Written task:
Below is a block of records; repeat all of them exactly.

** Begin **

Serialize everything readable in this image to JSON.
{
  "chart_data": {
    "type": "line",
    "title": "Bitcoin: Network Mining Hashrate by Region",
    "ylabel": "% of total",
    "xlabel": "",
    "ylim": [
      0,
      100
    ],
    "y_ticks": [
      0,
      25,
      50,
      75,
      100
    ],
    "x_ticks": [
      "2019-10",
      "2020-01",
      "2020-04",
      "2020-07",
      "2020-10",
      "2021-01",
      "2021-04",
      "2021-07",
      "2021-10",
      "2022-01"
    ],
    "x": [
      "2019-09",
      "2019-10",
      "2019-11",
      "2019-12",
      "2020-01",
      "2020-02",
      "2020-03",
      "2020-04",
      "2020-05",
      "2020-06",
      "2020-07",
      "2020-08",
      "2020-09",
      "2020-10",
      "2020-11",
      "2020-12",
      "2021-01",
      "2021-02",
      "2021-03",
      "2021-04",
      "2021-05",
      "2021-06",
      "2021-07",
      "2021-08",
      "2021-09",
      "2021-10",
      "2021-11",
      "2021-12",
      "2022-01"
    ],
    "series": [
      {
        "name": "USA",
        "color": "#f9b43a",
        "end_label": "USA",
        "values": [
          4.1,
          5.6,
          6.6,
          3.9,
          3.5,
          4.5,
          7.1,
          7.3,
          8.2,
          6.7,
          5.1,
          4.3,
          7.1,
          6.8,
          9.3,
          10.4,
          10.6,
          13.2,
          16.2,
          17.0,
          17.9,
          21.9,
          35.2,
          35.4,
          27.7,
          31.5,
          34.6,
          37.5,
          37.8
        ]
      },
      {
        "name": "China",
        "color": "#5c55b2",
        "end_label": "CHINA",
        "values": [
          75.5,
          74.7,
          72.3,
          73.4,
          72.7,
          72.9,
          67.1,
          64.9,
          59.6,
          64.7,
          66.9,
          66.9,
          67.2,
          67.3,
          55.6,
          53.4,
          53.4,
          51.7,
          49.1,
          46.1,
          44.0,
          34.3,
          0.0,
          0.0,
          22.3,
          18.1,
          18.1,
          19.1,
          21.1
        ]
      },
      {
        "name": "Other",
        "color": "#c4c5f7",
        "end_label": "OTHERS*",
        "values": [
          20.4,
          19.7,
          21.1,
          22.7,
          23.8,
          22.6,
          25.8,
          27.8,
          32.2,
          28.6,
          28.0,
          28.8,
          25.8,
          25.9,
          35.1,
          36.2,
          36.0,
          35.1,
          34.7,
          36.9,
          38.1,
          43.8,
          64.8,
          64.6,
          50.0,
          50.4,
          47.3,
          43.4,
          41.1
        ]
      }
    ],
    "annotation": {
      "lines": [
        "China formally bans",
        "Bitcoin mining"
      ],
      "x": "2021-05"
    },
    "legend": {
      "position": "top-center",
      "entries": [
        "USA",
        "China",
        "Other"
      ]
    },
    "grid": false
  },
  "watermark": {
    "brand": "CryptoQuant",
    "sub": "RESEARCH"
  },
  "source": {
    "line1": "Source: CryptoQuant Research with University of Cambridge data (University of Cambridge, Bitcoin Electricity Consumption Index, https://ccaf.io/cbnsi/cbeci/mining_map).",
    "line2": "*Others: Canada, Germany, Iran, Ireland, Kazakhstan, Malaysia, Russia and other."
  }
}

** End **

Finished exercise:
Serialize everything readable in this image to JSON.
{
  "chart_data": {
    "type": "line",
    "title": "Bitcoin: Network Mining Hashrate by Region",
    "ylabel": "% of total",
    "xlabel": "",
    "ylim": [
      0,
      100
    ],
    "y_ticks": [
      0,
      25,
      50,
      75,
      100
    ],
    "x_ticks": [
      "2019-10",
      "2020-01",
      "2020-04",
      "2020-07",
      "2020-10",
      "2021-01",
      "2021-04",
      "2021-07",
      "2021-10",
      "2022-01"
    ],
    "x": [
      "2019-09",
      "2019-10",
      "2019-11",
      "2019-12",
      "2020-01",
      "2020-02",
      "2020-03",
      "2020-04",
      "2020-05",
      "2020-06",
      "2020-07",
      "2020-08",
      "2020-09",
      "2020-10",
      "2020-11",
      "2020-12",
      "2021-01",
      "2021-02",
      "2021-03",
      "2021-04",
      "2021-05",
      "2021-06",
      "2021-07",
      "2021-08",
      "2021-09",
      "2021-10",
      "2021-11",
      "2021-12",
      "2022-01"
    ],
    "series": [
      {
        "name": "USA",
        "color": "#f9b43a",
        "end_label": "USA",
        "values": [
          4.1,
          5.6,
          6.6,
          3.9,
          3.5,
          4.5,
          7.1,
          7.3,
          8.2,
          6.7,
          5.1,
          4.3,
          7.1,
          6.8,
          9.3,
          10.4,
          10.6,
          13.2,
          16.2,
          17.0,
          17.9,
          21.9,
          35.2,
          35.4,
          27.7,
          31.5,
          34.6,
          37.5,
          37.8
        ]
      },
      {
        "name": "China",
        "color": "#5c55b2",
        "end_label": "CHINA",
        "values": [
          75.5,
          74.7,
          72.3,
          73.4,
          72.7,
          72.9,
          67.1,
          64.9,
          59.6,
          64.7,
          66.9,
          66.9,
          67.2,
          67.3,
          55.6,
          53.4,
          53.4,
          51.7,
          49.1,
          46.1,
          44.0,
          34.3,
          0.0,
          0.0,
          22.3,
          18.1,
          18.1,
          19.1,
          21.1
        ]
      },
      {
        "name": "Other",
        "color": "#c4c5f7",
        "end_label": "OTHERS*",
        "values": [
          20.4,
          19.7,
          21.1,
          22.7,
          23.8,
          22.6,
          25.8,
          27.8,
          32.2,
          28.6,
          28.0,
          28.8,
          25.8,
          25.9,
          35.1,
          36.2,
          36.0,
          35.1,
          34.7,
          36.9,
          38.1,
          43.8,
          64.8,
          64.6,
          50.0,
          50.4,
          47.3,
          43.4,
          41.1
        ]
      }
    ],
    "annotation": {
      "lines": [
        "China formally bans",
        "Bitcoin mining"
      ],
      "x": "2021-05"
    },
    "legend": {
      "position": "top-center",
      "entries": [
        "USA",
        "China",
        "Other"
      ]
    },
    "grid": false
  },
  "watermark": {
    "brand": "CryptoQuant",
    "sub": "RESEARCH"
  },
  "source": {
    "line1": "Source: CryptoQuant Research with University of Cambridge data (University of Cambridge, Bitcoin Electricity Consumption Index, https://ccaf.io/cbnsi/cbeci/mining_map).",
    "line2": "*Others: Canada, Germany, Iran, Ireland, Kazakhstan, Malaysia, Russia and other."
  }
}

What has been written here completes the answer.